● Stored data
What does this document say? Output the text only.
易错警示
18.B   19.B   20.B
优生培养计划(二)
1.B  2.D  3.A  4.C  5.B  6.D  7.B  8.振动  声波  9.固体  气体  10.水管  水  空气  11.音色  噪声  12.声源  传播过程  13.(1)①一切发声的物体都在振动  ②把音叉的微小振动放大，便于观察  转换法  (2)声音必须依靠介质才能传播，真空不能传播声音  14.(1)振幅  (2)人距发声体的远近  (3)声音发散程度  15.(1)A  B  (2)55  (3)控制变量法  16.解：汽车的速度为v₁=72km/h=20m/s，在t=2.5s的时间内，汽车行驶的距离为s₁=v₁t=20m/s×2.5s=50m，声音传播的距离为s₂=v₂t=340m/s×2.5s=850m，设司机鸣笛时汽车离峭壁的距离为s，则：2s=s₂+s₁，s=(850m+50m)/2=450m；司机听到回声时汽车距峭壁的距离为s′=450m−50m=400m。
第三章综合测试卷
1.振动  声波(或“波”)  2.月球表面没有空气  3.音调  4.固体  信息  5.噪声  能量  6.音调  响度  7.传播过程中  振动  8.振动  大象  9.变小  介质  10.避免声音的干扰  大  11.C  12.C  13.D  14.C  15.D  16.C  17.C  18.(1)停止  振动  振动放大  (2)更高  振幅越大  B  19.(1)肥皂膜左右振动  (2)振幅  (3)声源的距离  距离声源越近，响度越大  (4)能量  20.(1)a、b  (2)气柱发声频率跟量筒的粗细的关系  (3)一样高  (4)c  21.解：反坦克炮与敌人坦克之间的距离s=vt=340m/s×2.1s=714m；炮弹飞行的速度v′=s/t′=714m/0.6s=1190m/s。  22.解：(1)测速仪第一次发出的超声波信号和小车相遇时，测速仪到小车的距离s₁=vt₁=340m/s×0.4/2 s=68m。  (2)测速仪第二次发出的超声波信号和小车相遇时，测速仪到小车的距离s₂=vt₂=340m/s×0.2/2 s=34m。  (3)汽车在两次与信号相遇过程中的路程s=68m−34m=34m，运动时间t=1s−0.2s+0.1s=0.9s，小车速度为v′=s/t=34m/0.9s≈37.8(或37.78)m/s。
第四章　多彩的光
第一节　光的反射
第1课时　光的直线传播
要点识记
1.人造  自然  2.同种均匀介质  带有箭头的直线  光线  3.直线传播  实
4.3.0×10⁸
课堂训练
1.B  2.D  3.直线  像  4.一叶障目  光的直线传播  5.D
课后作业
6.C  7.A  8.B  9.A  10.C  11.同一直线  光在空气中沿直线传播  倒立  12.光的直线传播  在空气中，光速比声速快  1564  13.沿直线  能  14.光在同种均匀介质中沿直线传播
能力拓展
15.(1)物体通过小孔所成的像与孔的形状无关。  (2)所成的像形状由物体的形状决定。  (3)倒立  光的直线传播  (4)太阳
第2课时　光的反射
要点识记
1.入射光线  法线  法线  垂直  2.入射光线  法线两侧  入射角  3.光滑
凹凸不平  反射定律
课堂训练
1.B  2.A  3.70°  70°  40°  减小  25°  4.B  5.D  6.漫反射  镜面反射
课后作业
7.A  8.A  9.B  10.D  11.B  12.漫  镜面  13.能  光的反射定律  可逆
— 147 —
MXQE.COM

● Problem description
Can you reproduce all the material exactly?

● Correct answer
What does this document say? Output the text only.
易错警示
18.B   19.B   20.B
优生培养计划(二)
1.B  2.D  3.A  4.C  5.B  6.D  7.B  8.振动  声波  9.固体  气体  10.水管  水  空气  11.音色  噪声  12.声源  传播过程  13.(1)①一切发声的物体都在振动  ②把音叉的微小振动放大，便于观察  转换法  (2)声音必须依靠介质才能传播，真空不能传播声音  14.(1)振幅  (2)人距发声体的远近  (3)声音发散程度  15.(1)A  B  (2)55  (3)控制变量法  16.解：汽车的速度为v₁=72km/h=20m/s，在t=2.5s的时间内，汽车行驶的距离为s₁=v₁t=20m/s×2.5s=50m，声音传播的距离为s₂=v₂t=340m/s×2.5s=850m，设司机鸣笛时汽车离峭壁的距离为s，则：2s=s₂+s₁，s=(850m+50m)/2=450m；司机听到回声时汽车距峭壁的距离为s′=450m−50m=400m。
第三章综合测试卷
1.振动  声波(或“波”)  2.月球表面没有空气  3.音调  4.固体  信息  5.噪声  能量  6.音调  响度  7.传播过程中  振动  8.振动  大象  9.变小  介质  10.避免声音的干扰  大  11.C  12.C  13.D  14.C  15.D  16.C  17.C  18.(1)停止  振动  振动放大  (2)更高  振幅越大  B  19.(1)肥皂膜左右振动  (2)振幅  (3)声源的距离  距离声源越近，响度越大  (4)能量  20.(1)a、b  (2)气柱发声频率跟量筒的粗细的关系  (3)一样高  (4)c  21.解：反坦克炮与敌人坦克之间的距离s=vt=340m/s×2.1s=714m；炮弹飞行的速度v′=s/t′=714m/0.6s=1190m/s。  22.解：(1)测速仪第一次发出的超声波信号和小车相遇时，测速仪到小车的距离s₁=vt₁=340m/s×0.4/2 s=68m。  (2)测速仪第二次发出的超声波信号和小车相遇时，测速仪到小车的距离s₂=vt₂=340m/s×0.2/2 s=34m。  (3)汽车在两次与信号相遇过程中的路程s=68m−34m=34m，运动时间t=1s−0.2s+0.1s=0.9s，小车速度为v′=s/t=34m/0.9s≈37.8(或37.78)m/s。
第四章　多彩的光
第一节　光的反射
第1课时　光的直线传播
要点识记
1.人造  自然  2.同种均匀介质  带有箭头的直线  光线  3.直线传播  实
4.3.0×10⁸
课堂训练
1.B  2.D  3.直线  像  4.一叶障目  光的直线传播  5.D
课后作业
6.C  7.A  8.B  9.A  10.C  11.同一直线  光在空气中沿直线传播  倒立  12.光的直线传播  在空气中，光速比声速快  1564  13.沿直线  能  14.光在同种均匀介质中沿直线传播
能力拓展
15.(1)物体通过小孔所成的像与孔的形状无关。  (2)所成的像形状由物体的形状决定。  (3)倒立  光的直线传播  (4)太阳
第2课时　光的反射
要点识记
1.入射光线  法线  法线  垂直  2.入射光线  法线两侧  入射角  3.光滑
凹凸不平  反射定律
课堂训练
1.B  2.A  3.70°  70°  40°  减小  25°  4.B  5.D  6.漫反射  镜面反射
课后作业
7.A  8.A  9.B  10.D  11.B  12.漫  镜面  13.能  光的反射定律  可逆
— 147 —
MXQE.COM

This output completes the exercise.